**Short problem:**
Take the listing and print it in full, exactly as given.

**Provided data:**

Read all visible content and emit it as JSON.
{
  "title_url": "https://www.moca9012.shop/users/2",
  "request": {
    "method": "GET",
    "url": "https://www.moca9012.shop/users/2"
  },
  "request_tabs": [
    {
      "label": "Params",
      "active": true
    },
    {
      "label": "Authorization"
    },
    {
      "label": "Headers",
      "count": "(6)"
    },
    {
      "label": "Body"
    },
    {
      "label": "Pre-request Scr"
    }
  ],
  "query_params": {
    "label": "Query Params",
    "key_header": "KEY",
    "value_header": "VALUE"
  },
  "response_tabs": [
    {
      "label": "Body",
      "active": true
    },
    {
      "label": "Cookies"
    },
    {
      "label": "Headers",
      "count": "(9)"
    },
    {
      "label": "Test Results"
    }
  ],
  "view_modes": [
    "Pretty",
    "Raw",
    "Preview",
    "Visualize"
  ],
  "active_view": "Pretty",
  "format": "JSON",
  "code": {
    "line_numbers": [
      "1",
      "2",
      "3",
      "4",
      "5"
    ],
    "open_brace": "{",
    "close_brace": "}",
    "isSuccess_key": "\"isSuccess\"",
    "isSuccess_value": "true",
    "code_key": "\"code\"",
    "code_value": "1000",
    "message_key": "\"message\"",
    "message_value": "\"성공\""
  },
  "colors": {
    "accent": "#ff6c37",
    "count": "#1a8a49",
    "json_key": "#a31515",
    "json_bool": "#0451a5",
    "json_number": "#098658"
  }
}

**Exercise answer:**
Read all visible content and emit it as JSON.
{
  "title_url": "https://www.moca9012.shop/users/2",
  "request": {
    "method": "GET",
    "url": "https://www.moca9012.shop/users/2"
  },
  "request_tabs": [
    {
      "label": "Params",
      "active": true
    },
    {
      "label": "Authorization"
    },
    {
      "label": "Headers",
      "count": "(6)"
    },
    {
      "label": "Body"
    },
    {
      "label": "Pre-request Scr"
    }
  ],
  "query_params": {
    "label": "Query Params",
    "key_header": "KEY",
    "value_header": "VALUE"
  },
  "response_tabs": [
    {
      "label": "Body",
      "active": true
    },
    {
      "label": "Cookies"
    },
    {
      "label": "Headers",
      "count": "(9)"
    },
    {
      "label": "Test Results"
    }
  ],
  "view_modes": [
    "Pretty",
    "Raw",
    "Preview",
    "Visualize"
  ],
  "active_view": "Pretty",
  "format": "JSON",
  "code": {
    "line_numbers": [
      "1",
      "2",
      "3",
      "4",
      "5"
    ],
    "open_brace": "{",
    "close_brace": "}",
    "isSuccess_key": "\"isSuccess\"",
    "isSuccess_value": "true",
    "code_key": "\"code\"",
    "code_value": "1000",
    "message_key": "\"message\"",
    "message_value": "\"성공\""
  },
  "colors": {
    "accent": "#ff6c37",
    "count": "#1a8a49",
    "json_key": "#a31515",
    "json_bool": "#0451a5",
    "json_number": "#098658"
  }
}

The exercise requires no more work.